→ RECORDS TO USE
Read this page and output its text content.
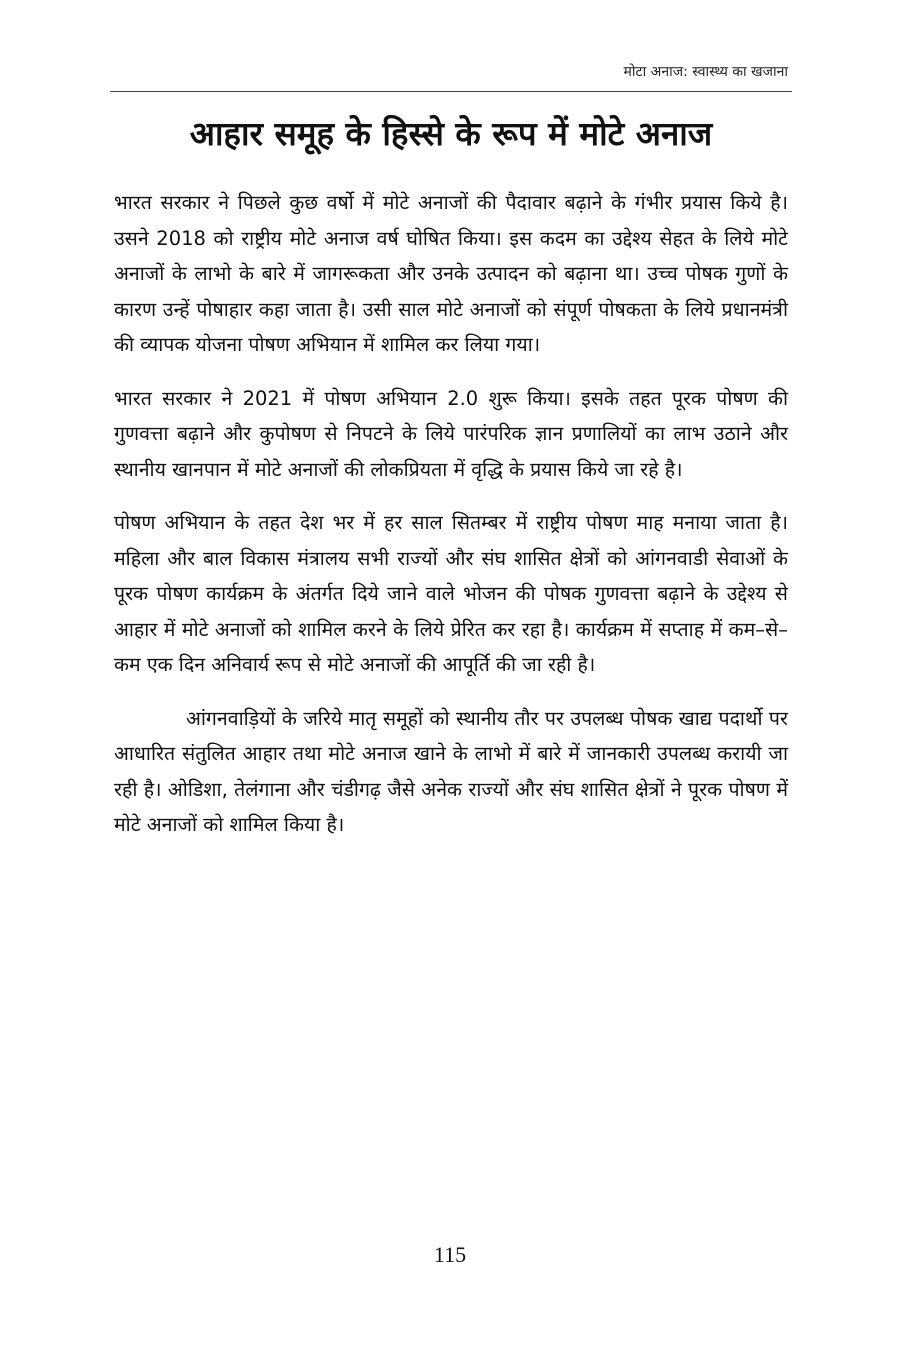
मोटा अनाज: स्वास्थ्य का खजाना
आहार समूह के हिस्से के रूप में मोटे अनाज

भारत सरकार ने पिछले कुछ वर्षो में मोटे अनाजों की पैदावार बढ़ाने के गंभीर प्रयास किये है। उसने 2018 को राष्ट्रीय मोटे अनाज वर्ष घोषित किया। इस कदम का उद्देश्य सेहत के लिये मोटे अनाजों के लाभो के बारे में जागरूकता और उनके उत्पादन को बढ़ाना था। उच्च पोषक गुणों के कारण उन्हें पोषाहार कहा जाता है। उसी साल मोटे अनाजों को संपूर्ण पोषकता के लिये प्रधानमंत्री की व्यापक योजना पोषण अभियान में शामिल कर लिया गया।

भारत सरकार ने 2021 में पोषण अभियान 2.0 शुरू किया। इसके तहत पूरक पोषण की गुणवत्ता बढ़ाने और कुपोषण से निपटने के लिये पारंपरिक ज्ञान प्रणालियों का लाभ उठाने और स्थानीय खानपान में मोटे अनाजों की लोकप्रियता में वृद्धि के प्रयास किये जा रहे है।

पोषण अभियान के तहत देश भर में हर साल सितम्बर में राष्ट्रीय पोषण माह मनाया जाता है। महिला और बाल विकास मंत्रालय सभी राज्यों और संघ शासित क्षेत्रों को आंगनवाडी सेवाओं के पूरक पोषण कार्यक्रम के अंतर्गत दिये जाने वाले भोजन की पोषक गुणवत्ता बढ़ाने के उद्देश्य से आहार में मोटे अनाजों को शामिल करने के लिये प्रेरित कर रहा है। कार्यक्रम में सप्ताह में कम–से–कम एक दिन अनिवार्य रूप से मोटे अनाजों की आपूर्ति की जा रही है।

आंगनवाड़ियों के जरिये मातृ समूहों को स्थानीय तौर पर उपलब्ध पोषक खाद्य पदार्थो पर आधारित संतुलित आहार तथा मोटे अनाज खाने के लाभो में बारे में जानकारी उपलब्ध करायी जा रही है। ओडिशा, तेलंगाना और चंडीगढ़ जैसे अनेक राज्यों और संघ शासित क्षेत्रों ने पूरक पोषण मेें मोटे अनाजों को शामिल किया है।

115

==

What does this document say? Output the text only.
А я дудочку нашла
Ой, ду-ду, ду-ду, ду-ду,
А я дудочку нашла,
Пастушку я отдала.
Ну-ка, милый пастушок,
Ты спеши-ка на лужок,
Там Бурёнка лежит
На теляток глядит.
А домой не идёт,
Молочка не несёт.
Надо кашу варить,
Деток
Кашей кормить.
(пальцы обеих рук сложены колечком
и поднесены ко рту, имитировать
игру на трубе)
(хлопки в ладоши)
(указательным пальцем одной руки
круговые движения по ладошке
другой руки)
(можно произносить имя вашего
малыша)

→ DIRECTIONS
Among the records above, find each line holding the string "text" and pull it out.

→ ANSWER TO THIS TASK
Read this page and output its text content.
What does this document say? Output the text only.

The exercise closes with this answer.